>> begin

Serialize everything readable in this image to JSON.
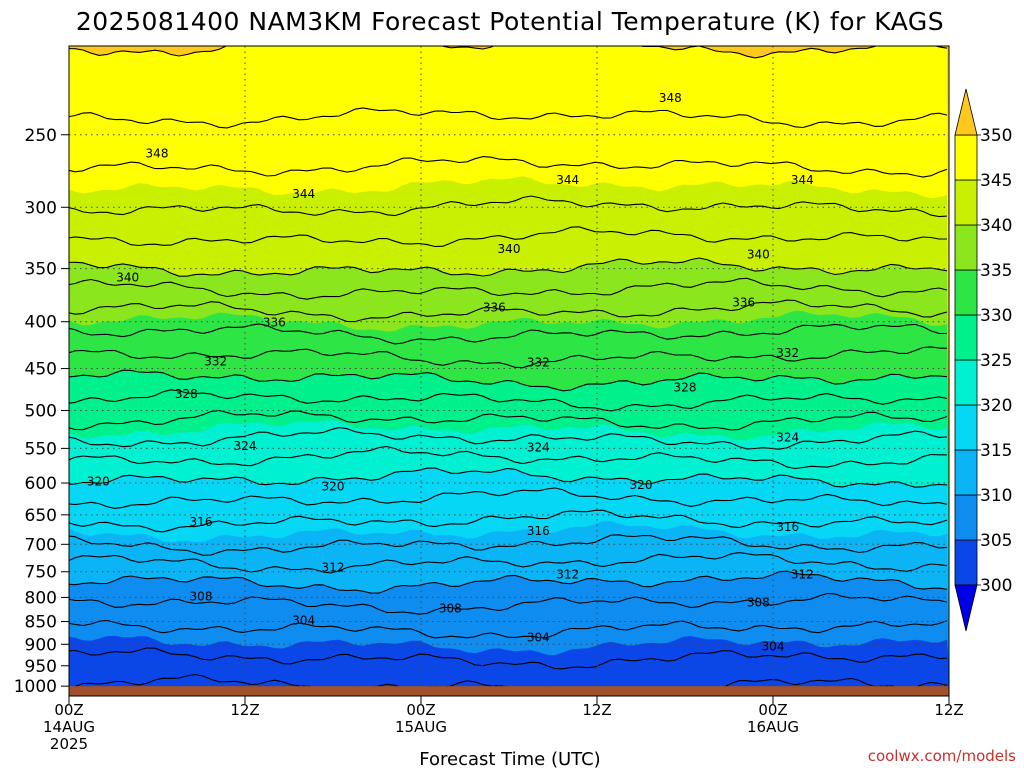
{
  "chart_data": {
    "type": "heatmap",
    "title": "2025081400 NAM3KM Forecast Potential Temperature (K) for KAGS",
    "xlabel": "Forecast Time (UTC)",
    "ylabel": "",
    "x_ticks": [
      {
        "hours": 0,
        "lines": [
          "00Z",
          "14AUG",
          "2025"
        ]
      },
      {
        "hours": 12,
        "lines": [
          "12Z"
        ]
      },
      {
        "hours": 24,
        "lines": [
          "00Z",
          "15AUG"
        ]
      },
      {
        "hours": 36,
        "lines": [
          "12Z"
        ]
      },
      {
        "hours": 48,
        "lines": [
          "00Z",
          "16AUG"
        ]
      },
      {
        "hours": 60,
        "lines": [
          "12Z"
        ]
      }
    ],
    "xlim": [
      0,
      60
    ],
    "y_axis": "pressure (log scale, inverted)",
    "ylim": [
      1025,
      200
    ],
    "y_ticks": [
      250,
      300,
      350,
      400,
      450,
      500,
      550,
      600,
      650,
      700,
      750,
      800,
      850,
      900,
      950,
      1000
    ],
    "grid": true,
    "colorbar": {
      "levels": [
        300,
        305,
        310,
        315,
        320,
        325,
        330,
        335,
        340,
        345,
        350
      ],
      "colors": [
        "#0000e6",
        "#0a46e8",
        "#0e8cf0",
        "#0ab4f5",
        "#05d7f5",
        "#00f0d2",
        "#00f08c",
        "#2de646",
        "#8ce61e",
        "#c8f000",
        "#ffff00",
        "#ffc81e"
      ],
      "extend": "both",
      "placement": "right"
    },
    "contour_interval": 2,
    "theta_profile": [
      {
        "p": 1000,
        "theta": 302
      },
      {
        "p": 950,
        "theta": 303.5
      },
      {
        "p": 900,
        "theta": 305
      },
      {
        "p": 850,
        "theta": 306.5
      },
      {
        "p": 800,
        "theta": 308.5
      },
      {
        "p": 750,
        "theta": 311
      },
      {
        "p": 700,
        "theta": 314
      },
      {
        "p": 650,
        "theta": 316.5
      },
      {
        "p": 600,
        "theta": 319.5
      },
      {
        "p": 550,
        "theta": 323
      },
      {
        "p": 500,
        "theta": 327
      },
      {
        "p": 450,
        "theta": 331
      },
      {
        "p": 400,
        "theta": 335
      },
      {
        "p": 350,
        "theta": 340
      },
      {
        "p": 300,
        "theta": 344
      },
      {
        "p": 250,
        "theta": 347.5
      },
      {
        "p": 200,
        "theta": 350
      }
    ],
    "contour_labels": [
      {
        "value": "348",
        "hours": 6,
        "p": 262
      },
      {
        "value": "348",
        "hours": 41,
        "p": 228
      },
      {
        "value": "344",
        "hours": 16,
        "p": 290
      },
      {
        "value": "344",
        "hours": 34,
        "p": 280
      },
      {
        "value": "344",
        "hours": 50,
        "p": 280
      },
      {
        "value": "340",
        "hours": 4,
        "p": 358
      },
      {
        "value": "340",
        "hours": 30,
        "p": 333
      },
      {
        "value": "340",
        "hours": 47,
        "p": 338
      },
      {
        "value": "336",
        "hours": 14,
        "p": 401
      },
      {
        "value": "336",
        "hours": 29,
        "p": 386
      },
      {
        "value": "336",
        "hours": 46,
        "p": 381
      },
      {
        "value": "332",
        "hours": 10,
        "p": 442
      },
      {
        "value": "332",
        "hours": 32,
        "p": 443
      },
      {
        "value": "332",
        "hours": 49,
        "p": 433
      },
      {
        "value": "328",
        "hours": 8,
        "p": 480
      },
      {
        "value": "328",
        "hours": 42,
        "p": 472
      },
      {
        "value": "324",
        "hours": 12,
        "p": 547
      },
      {
        "value": "324",
        "hours": 32,
        "p": 549
      },
      {
        "value": "324",
        "hours": 49,
        "p": 535
      },
      {
        "value": "320",
        "hours": 2,
        "p": 598
      },
      {
        "value": "320",
        "hours": 18,
        "p": 605
      },
      {
        "value": "320",
        "hours": 39,
        "p": 603
      },
      {
        "value": "316",
        "hours": 9,
        "p": 662
      },
      {
        "value": "316",
        "hours": 32,
        "p": 677
      },
      {
        "value": "316",
        "hours": 49,
        "p": 670
      },
      {
        "value": "312",
        "hours": 18,
        "p": 742
      },
      {
        "value": "312",
        "hours": 34,
        "p": 755
      },
      {
        "value": "312",
        "hours": 50,
        "p": 755
      },
      {
        "value": "308",
        "hours": 9,
        "p": 798
      },
      {
        "value": "308",
        "hours": 26,
        "p": 823
      },
      {
        "value": "308",
        "hours": 47,
        "p": 810
      },
      {
        "value": "304",
        "hours": 16,
        "p": 848
      },
      {
        "value": "304",
        "hours": 32,
        "p": 885
      },
      {
        "value": "304",
        "hours": 48,
        "p": 905
      }
    ],
    "ground": {
      "from_p": 1000,
      "color": "#a0522d"
    },
    "credit": "coolwx.com/models"
  }
}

>> end

» **GIVEN INSTRUCTION**:
A faithful copy of the records above is needed, with the pictures left out.

» **RESULT OF THE TASK**:
Serialize everything readable in this image to JSON.
{
  "chart_data": {
    "type": "heatmap",
    "title": "2025081400 NAM3KM Forecast Potential Temperature (K) for KAGS",
    "xlabel": "Forecast Time (UTC)",
    "ylabel": "",
    "x_ticks": [
      {
        "hours": 0,
        "lines": [
          "00Z",
          "14AUG",
          "2025"
        ]
      },
      {
        "hours": 12,
        "lines": [
          "12Z"
        ]
      },
      {
        "hours": 24,
        "lines": [
          "00Z",
          "15AUG"
        ]
      },
      {
        "hours": 36,
        "lines": [
          "12Z"
        ]
      },
      {
        "hours": 48,
        "lines": [
          "00Z",
          "16AUG"
        ]
      },
      {
        "hours": 60,
        "lines": [
          "12Z"
        ]
      }
    ],
    "xlim": [
      0,
      60
    ],
    "y_axis": "pressure (log scale, inverted)",
    "ylim": [
      1025,
      200
    ],
    "y_ticks": [
      250,
      300,
      350,
      400,
      450,
      500,
      550,
      600,
      650,
      700,
      750,
      800,
      850,
      900,
      950,
      1000
    ],
    "grid": true,
    "colorbar": {
      "levels": [
        300,
        305,
        310,
        315,
        320,
        325,
        330,
        335,
        340,
        345,
        350
      ],
      "colors": [
        "#0000e6",
        "#0a46e8",
        "#0e8cf0",
        "#0ab4f5",
        "#05d7f5",
        "#00f0d2",
        "#00f08c",
        "#2de646",
        "#8ce61e",
        "#c8f000",
        "#ffff00",
        "#ffc81e"
      ],
      "extend": "both",
      "placement": "right"
    },
    "contour_interval": 2,
    "theta_profile": [
      {
        "p": 1000,
        "theta": 302
      },
      {
        "p": 950,
        "theta": 303.5
      },
      {
        "p": 900,
        "theta": 305
      },
      {
        "p": 850,
        "theta": 306.5
      },
      {
        "p": 800,
        "theta": 308.5
      },
      {
        "p": 750,
        "theta": 311
      },
      {
        "p": 700,
        "theta": 314
      },
      {
        "p": 650,
        "theta": 316.5
      },
      {
        "p": 600,
        "theta": 319.5
      },
      {
        "p": 550,
        "theta": 323
      },
      {
        "p": 500,
        "theta": 327
      },
      {
        "p": 450,
        "theta": 331
      },
      {
        "p": 400,
        "theta": 335
      },
      {
        "p": 350,
        "theta": 340
      },
      {
        "p": 300,
        "theta": 344
      },
      {
        "p": 250,
        "theta": 347.5
      },
      {
        "p": 200,
        "theta": 350
      }
    ],
    "contour_labels": [
      {
        "value": "348",
        "hours": 6,
        "p": 262
      },
      {
        "value": "348",
        "hours": 41,
        "p": 228
      },
      {
        "value": "344",
        "hours": 16,
        "p": 290
      },
      {
        "value": "344",
        "hours": 34,
        "p": 280
      },
      {
        "value": "344",
        "hours": 50,
        "p": 280
      },
      {
        "value": "340",
        "hours": 4,
        "p": 358
      },
      {
        "value": "340",
        "hours": 30,
        "p": 333
      },
      {
        "value": "340",
        "hours": 47,
        "p": 338
      },
      {
        "value": "336",
        "hours": 14,
        "p": 401
      },
      {
        "value": "336",
        "hours": 29,
        "p": 386
      },
      {
        "value": "336",
        "hours": 46,
        "p": 381
      },
      {
        "value": "332",
        "hours": 10,
        "p": 442
      },
      {
        "value": "332",
        "hours": 32,
        "p": 443
      },
      {
        "value": "332",
        "hours": 49,
        "p": 433
      },
      {
        "value": "328",
        "hours": 8,
        "p": 480
      },
      {
        "value": "328",
        "hours": 42,
        "p": 472
      },
      {
        "value": "324",
        "hours": 12,
        "p": 547
      },
      {
        "value": "324",
        "hours": 32,
        "p": 549
      },
      {
        "value": "324",
        "hours": 49,
        "p": 535
      },
      {
        "value": "320",
        "hours": 2,
        "p": 598
      },
      {
        "value": "320",
        "hours": 18,
        "p": 605
      },
      {
        "value": "320",
        "hours": 39,
        "p": 603
      },
      {
        "value": "316",
        "hours": 9,
        "p": 662
      },
      {
        "value": "316",
        "hours": 32,
        "p": 677
      },
      {
        "value": "316",
        "hours": 49,
        "p": 670
      },
      {
        "value": "312",
        "hours": 18,
        "p": 742
      },
      {
        "value": "312",
        "hours": 34,
        "p": 755
      },
      {
        "value": "312",
        "hours": 50,
        "p": 755
      },
      {
        "value": "308",
        "hours": 9,
        "p": 798
      },
      {
        "value": "308",
        "hours": 26,
        "p": 823
      },
      {
        "value": "308",
        "hours": 47,
        "p": 810
      },
      {
        "value": "304",
        "hours": 16,
        "p": 848
      },
      {
        "value": "304",
        "hours": 32,
        "p": 885
      },
      {
        "value": "304",
        "hours": 48,
        "p": 905
      }
    ],
    "ground": {
      "from_p": 1000,
      "color": "#a0522d"
    },
    "credit": "coolwx.com/models"
  }
}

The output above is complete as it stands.